TASK REQUIREMENTS - Make an exact copy of each entry, leaving out every picture.

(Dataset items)
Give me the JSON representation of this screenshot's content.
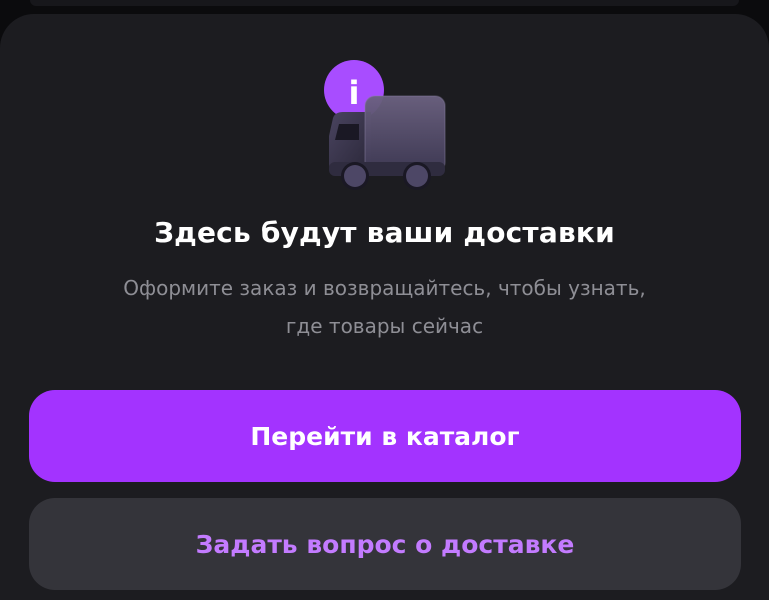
{
  "empty_state": {
    "title": "Здесь будут ваши доставки",
    "subtitle_line1": "Оформите заказ и возвращайтесь, чтобы узнать,",
    "subtitle_line2": "где товары сейчас",
    "icon": "delivery-truck-with-info-badge",
    "info_badge_glyph": "i"
  },
  "actions": {
    "primary_label": "Перейти в каталог",
    "secondary_label": "Задать вопрос о доставке"
  },
  "colors": {
    "background": "#0b0b0d",
    "card": "#1c1c20",
    "accent": "#a333ff",
    "accent_text": "#c37bff",
    "secondary_button": "#34343a",
    "muted_text": "#8e8e95"
  }
}
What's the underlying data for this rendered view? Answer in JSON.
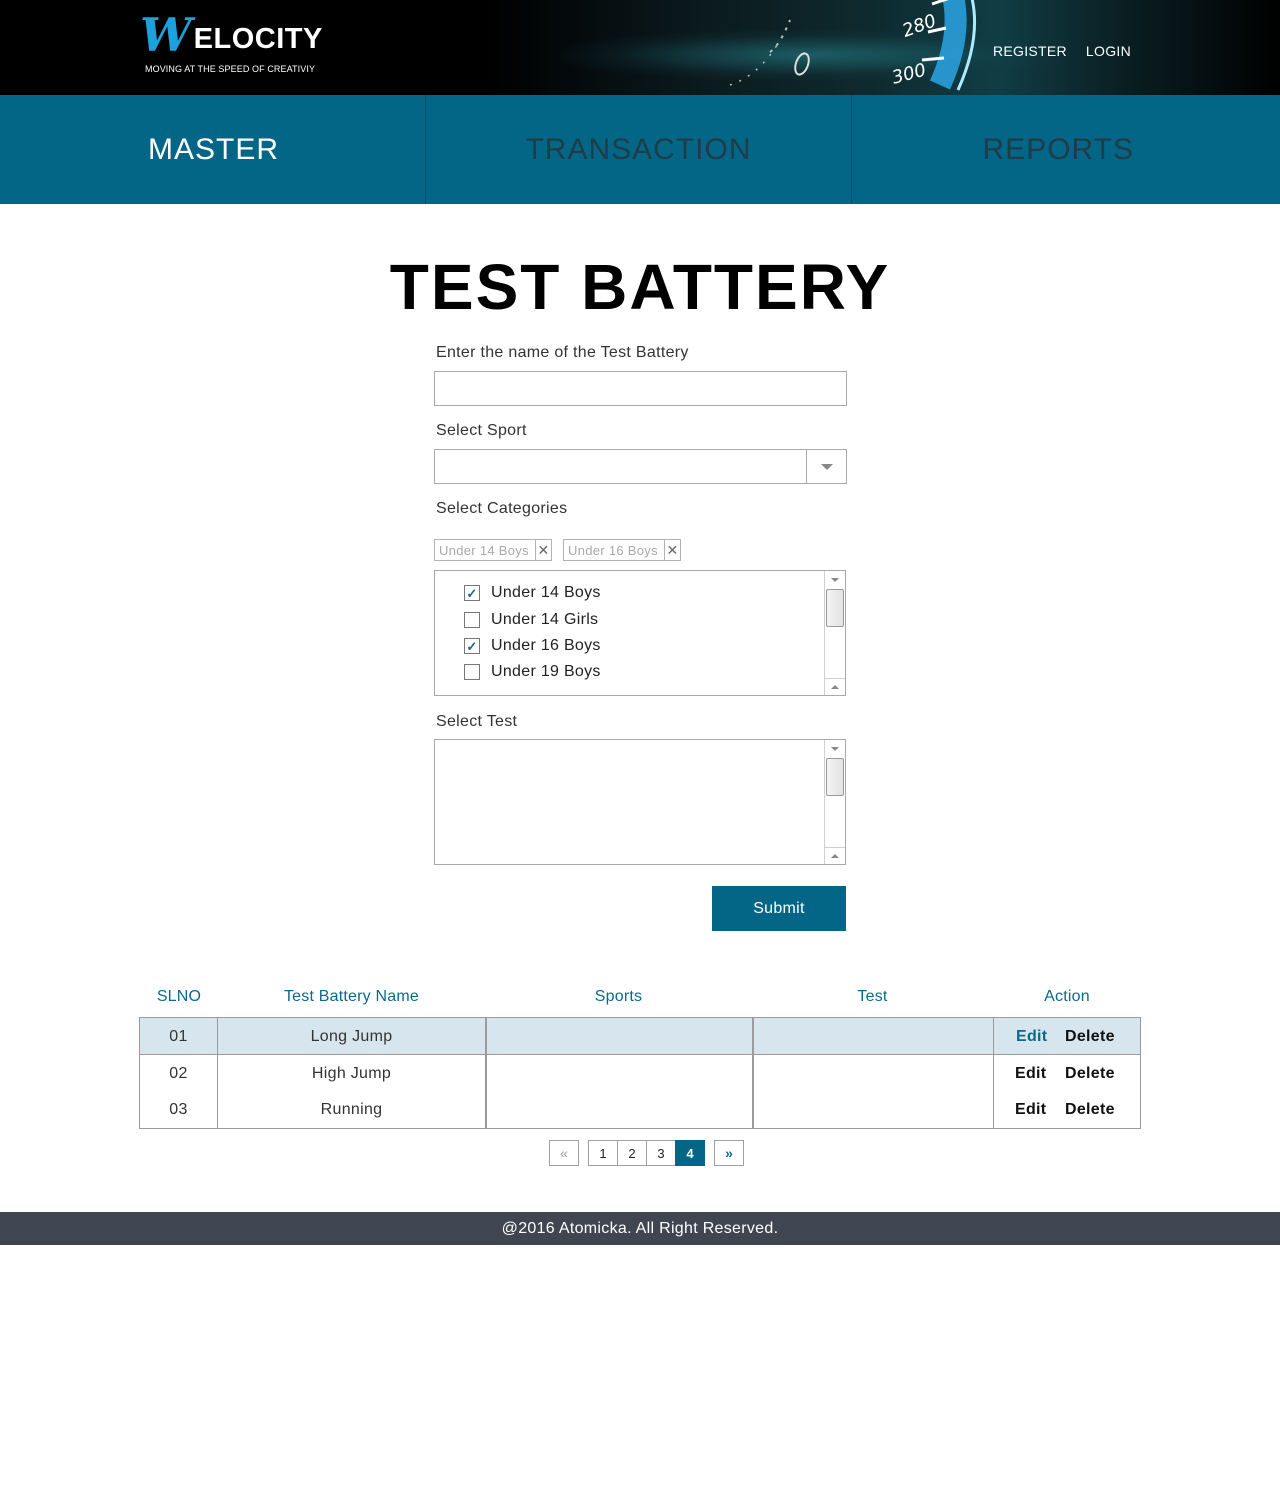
{
  "brand": {
    "logo_letter": "W",
    "logo_text": "ELOCITY",
    "tagline": "MOVING AT THE SPEED OF CREATIVIY",
    "gauge_label_1": "280",
    "gauge_label_2": "300"
  },
  "header": {
    "register_label": "REGISTER",
    "login_label": "LOGIN"
  },
  "nav": {
    "items": [
      {
        "label": "MASTER",
        "active": true
      },
      {
        "label": "TRANSACTION",
        "active": false
      },
      {
        "label": "REPORTS",
        "active": false
      }
    ]
  },
  "form": {
    "title": "TEST BATTERY",
    "name_label": "Enter the name of the Test Battery",
    "name_value": "",
    "sport_label": "Select Sport",
    "sport_value": "",
    "categories_label": "Select Categories",
    "selected_chips": [
      "Under 14 Boys",
      "Under 16 Boys"
    ],
    "chip_remove_glyph": "✕",
    "category_options": [
      {
        "label": "Under 14 Boys",
        "checked": true
      },
      {
        "label": "Under 14 Girls",
        "checked": false
      },
      {
        "label": "Under 16 Boys",
        "checked": true
      },
      {
        "label": "Under 19 Boys",
        "checked": false
      }
    ],
    "test_label": "Select Test",
    "submit_label": "Submit"
  },
  "table": {
    "headers": [
      "SLNO",
      "Test Battery Name",
      "Sports",
      "Test",
      "Action"
    ],
    "rows": [
      {
        "slno": "01",
        "name": "Long Jump",
        "sports": "",
        "test": "",
        "edit": "Edit",
        "delete": "Delete"
      },
      {
        "slno": "02",
        "name": "High Jump",
        "sports": "",
        "test": "",
        "edit": "Edit",
        "delete": "Delete"
      },
      {
        "slno": "03",
        "name": "Running",
        "sports": "",
        "test": "",
        "edit": "Edit",
        "delete": "Delete"
      }
    ]
  },
  "pagination": {
    "prev_glyph": "«",
    "next_glyph": "»",
    "pages": [
      "1",
      "2",
      "3",
      "4"
    ],
    "current_page": "4"
  },
  "footer": {
    "text": "@2016 Atomicka. All Right Reserved."
  },
  "colors": {
    "primary": "#046687",
    "accent_blue": "#1ba2dc",
    "row_highlight": "#d7e6ee",
    "footer_bg": "#404651"
  }
}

SOLUTION TO THIS TASK -
Give me the JSON representation of this screenshot's content.
{
  "empty_state": {
    "title": "Здесь будут ваши доставки",
    "subtitle_line1": "Оформите заказ и возвращайтесь, чтобы узнать,",
    "subtitle_line2": "где товары сейчас",
    "icon": "delivery-truck-with-info-badge",
    "info_badge_glyph": "i"
  },
  "actions": {
    "primary_label": "Перейти в каталог",
    "secondary_label": "Задать вопрос о доставке"
  },
  "colors": {
    "background": "#0b0b0d",
    "card": "#1c1c20",
    "accent": "#a333ff",
    "accent_text": "#c37bff",
    "secondary_button": "#34343a",
    "muted_text": "#8e8e95"
  }
}
What's the underlying data for this rendered view? Answer in JSON.
{
  "brand": {
    "logo_letter": "W",
    "logo_text": "ELOCITY",
    "tagline": "MOVING AT THE SPEED OF CREATIVIY",
    "gauge_label_1": "280",
    "gauge_label_2": "300"
  },
  "header": {
    "register_label": "REGISTER",
    "login_label": "LOGIN"
  },
  "nav": {
    "items": [
      {
        "label": "MASTER",
        "active": true
      },
      {
        "label": "TRANSACTION",
        "active": false
      },
      {
        "label": "REPORTS",
        "active": false
      }
    ]
  },
  "form": {
    "title": "TEST BATTERY",
    "name_label": "Enter the name of the Test Battery",
    "name_value": "",
    "sport_label": "Select Sport",
    "sport_value": "",
    "categories_label": "Select Categories",
    "selected_chips": [
      "Under 14 Boys",
      "Under 16 Boys"
    ],
    "chip_remove_glyph": "✕",
    "category_options": [
      {
        "label": "Under 14 Boys",
        "checked": true
      },
      {
        "label": "Under 14 Girls",
        "checked": false
      },
      {
        "label": "Under 16 Boys",
        "checked": true
      },
      {
        "label": "Under 19 Boys",
        "checked": false
      }
    ],
    "test_label": "Select Test",
    "submit_label": "Submit"
  },
  "table": {
    "headers": [
      "SLNO",
      "Test Battery Name",
      "Sports",
      "Test",
      "Action"
    ],
    "rows": [
      {
        "slno": "01",
        "name": "Long Jump",
        "sports": "",
        "test": "",
        "edit": "Edit",
        "delete": "Delete"
      },
      {
        "slno": "02",
        "name": "High Jump",
        "sports": "",
        "test": "",
        "edit": "Edit",
        "delete": "Delete"
      },
      {
        "slno": "03",
        "name": "Running",
        "sports": "",
        "test": "",
        "edit": "Edit",
        "delete": "Delete"
      }
    ]
  },
  "pagination": {
    "prev_glyph": "«",
    "next_glyph": "»",
    "pages": [
      "1",
      "2",
      "3",
      "4"
    ],
    "current_page": "4"
  },
  "footer": {
    "text": "@2016 Atomicka. All Right Reserved."
  },
  "colors": {
    "primary": "#046687",
    "accent_blue": "#1ba2dc",
    "row_highlight": "#d7e6ee",
    "footer_bg": "#404651"
  }
}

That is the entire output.